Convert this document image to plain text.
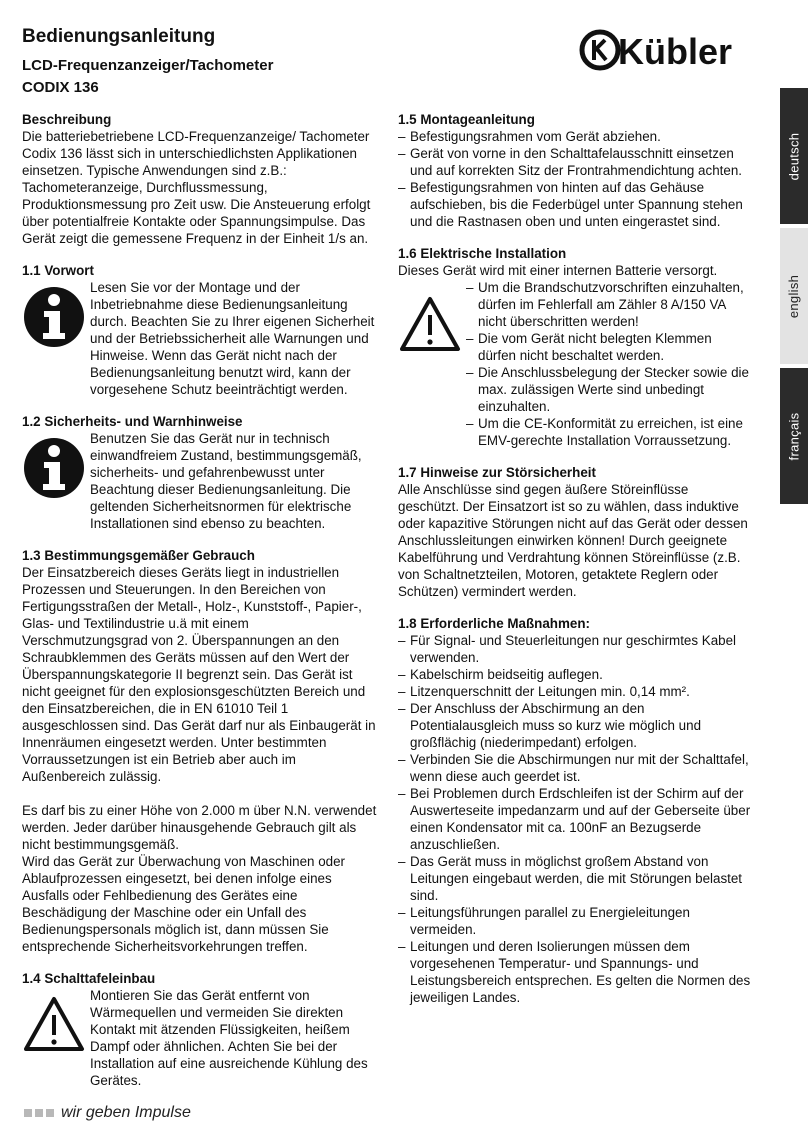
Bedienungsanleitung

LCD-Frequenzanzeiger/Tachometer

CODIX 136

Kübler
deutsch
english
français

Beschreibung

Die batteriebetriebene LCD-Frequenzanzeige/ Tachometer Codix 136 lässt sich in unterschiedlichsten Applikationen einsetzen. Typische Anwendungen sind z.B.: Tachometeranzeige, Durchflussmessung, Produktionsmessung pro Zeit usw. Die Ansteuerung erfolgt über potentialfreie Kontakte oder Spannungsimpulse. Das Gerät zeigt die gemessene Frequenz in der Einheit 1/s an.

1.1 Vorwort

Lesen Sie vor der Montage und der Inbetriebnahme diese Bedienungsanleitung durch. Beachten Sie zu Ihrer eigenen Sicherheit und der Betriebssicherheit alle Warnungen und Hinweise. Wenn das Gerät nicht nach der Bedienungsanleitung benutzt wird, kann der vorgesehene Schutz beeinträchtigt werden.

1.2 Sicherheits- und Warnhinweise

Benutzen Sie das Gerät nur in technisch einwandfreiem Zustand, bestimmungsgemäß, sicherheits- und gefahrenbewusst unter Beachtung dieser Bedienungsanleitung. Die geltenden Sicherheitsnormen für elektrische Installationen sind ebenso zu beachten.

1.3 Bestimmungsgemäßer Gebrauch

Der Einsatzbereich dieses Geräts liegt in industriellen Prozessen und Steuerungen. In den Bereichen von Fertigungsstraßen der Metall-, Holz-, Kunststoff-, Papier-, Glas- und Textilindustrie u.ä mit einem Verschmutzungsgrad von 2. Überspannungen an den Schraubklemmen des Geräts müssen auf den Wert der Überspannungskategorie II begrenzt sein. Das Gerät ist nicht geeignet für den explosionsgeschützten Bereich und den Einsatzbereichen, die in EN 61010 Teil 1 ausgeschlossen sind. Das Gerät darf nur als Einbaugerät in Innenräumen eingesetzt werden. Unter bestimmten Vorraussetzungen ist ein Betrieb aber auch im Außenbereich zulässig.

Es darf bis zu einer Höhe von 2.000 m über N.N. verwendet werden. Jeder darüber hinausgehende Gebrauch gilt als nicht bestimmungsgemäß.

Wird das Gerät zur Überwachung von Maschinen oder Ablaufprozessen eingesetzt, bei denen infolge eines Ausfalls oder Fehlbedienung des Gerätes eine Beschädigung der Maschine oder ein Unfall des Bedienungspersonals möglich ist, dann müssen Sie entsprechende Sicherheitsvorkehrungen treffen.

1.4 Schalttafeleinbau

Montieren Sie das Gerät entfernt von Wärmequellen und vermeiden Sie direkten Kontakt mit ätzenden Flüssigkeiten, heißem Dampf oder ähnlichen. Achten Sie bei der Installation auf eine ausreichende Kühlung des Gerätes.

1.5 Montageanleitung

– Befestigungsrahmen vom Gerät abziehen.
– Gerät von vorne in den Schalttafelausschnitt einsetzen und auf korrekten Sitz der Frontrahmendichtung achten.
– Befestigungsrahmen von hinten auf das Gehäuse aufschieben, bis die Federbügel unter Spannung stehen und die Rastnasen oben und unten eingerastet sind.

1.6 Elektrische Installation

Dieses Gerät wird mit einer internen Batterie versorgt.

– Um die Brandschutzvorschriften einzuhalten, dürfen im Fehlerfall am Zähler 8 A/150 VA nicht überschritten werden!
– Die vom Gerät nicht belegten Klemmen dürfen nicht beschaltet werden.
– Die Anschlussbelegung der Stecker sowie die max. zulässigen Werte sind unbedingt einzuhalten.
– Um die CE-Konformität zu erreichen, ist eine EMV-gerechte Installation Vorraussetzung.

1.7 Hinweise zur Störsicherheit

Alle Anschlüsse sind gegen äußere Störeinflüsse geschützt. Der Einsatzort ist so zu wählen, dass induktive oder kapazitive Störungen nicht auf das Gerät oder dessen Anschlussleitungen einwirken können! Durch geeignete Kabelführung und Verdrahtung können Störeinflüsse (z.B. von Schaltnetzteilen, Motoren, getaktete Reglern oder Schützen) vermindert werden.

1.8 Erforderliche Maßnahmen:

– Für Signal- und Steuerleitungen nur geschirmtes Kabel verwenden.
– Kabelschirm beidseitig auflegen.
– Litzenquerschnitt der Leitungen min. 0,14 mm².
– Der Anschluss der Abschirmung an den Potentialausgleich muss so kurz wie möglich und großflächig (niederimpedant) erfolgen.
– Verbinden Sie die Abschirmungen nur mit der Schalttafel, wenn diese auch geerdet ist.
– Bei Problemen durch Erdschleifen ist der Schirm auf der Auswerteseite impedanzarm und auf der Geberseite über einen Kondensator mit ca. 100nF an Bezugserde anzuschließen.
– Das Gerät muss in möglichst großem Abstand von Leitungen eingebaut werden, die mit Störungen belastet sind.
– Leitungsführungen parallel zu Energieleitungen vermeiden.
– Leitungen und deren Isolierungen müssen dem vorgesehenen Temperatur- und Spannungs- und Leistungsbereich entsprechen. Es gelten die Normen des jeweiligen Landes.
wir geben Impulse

====

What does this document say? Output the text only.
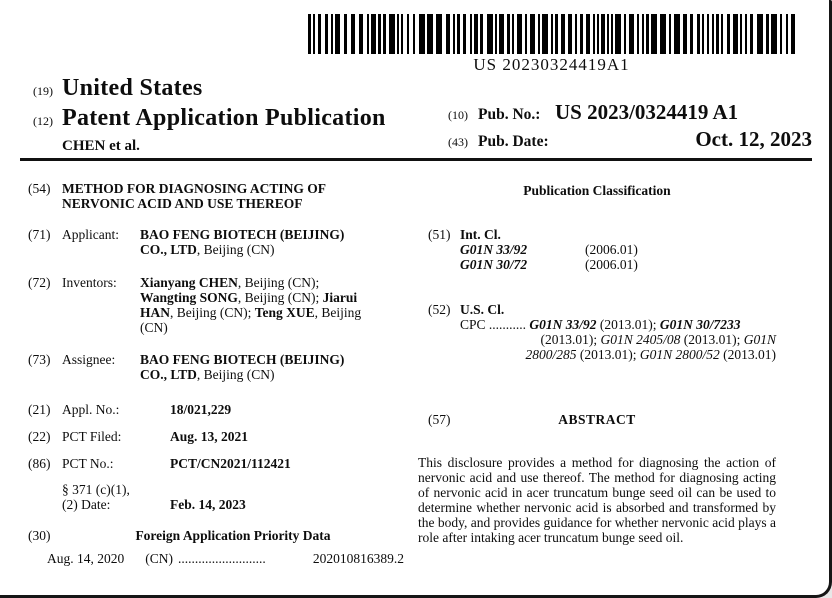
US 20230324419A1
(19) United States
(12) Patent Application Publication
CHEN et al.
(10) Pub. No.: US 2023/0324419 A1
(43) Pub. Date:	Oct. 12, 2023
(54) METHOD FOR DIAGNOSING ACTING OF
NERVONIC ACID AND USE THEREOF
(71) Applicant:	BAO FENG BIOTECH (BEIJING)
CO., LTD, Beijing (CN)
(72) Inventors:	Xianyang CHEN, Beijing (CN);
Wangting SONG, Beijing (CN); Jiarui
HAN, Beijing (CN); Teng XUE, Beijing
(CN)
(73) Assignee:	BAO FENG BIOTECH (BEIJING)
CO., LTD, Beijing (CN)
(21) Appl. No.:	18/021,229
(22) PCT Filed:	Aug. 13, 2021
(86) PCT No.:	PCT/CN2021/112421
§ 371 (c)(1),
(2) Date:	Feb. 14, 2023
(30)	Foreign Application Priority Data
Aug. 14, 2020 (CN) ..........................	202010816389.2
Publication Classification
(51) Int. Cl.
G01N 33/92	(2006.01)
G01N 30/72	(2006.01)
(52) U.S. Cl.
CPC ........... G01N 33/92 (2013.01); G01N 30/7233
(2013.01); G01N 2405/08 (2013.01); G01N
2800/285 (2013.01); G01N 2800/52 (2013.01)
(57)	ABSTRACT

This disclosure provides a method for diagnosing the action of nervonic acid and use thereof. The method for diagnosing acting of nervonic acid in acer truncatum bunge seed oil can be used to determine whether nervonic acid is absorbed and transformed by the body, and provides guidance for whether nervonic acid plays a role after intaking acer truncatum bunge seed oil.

====

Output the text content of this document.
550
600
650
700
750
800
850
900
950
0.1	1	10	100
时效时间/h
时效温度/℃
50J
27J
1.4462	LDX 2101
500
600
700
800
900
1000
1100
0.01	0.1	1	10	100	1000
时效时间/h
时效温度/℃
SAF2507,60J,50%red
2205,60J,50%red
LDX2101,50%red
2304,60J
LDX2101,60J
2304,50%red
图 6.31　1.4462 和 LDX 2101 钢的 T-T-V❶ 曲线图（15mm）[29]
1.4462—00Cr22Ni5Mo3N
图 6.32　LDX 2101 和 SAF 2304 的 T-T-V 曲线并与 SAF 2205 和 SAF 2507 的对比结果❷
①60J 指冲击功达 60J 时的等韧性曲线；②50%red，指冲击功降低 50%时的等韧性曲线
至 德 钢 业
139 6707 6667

====

» REQUIREMENT:
Check each line of the records above for "Befestigungsrahmen", and copy those that have it.

» SOLUTION FOR THIS PROBLEM:
– Befestigungsrahmen vom Gerät abziehen.
– Befestigungsrahmen von hinten auf das Gehäuse aufschieben, bis die Federbügel unter Spannung stehen und die Rastnasen oben und unten eingerastet sind.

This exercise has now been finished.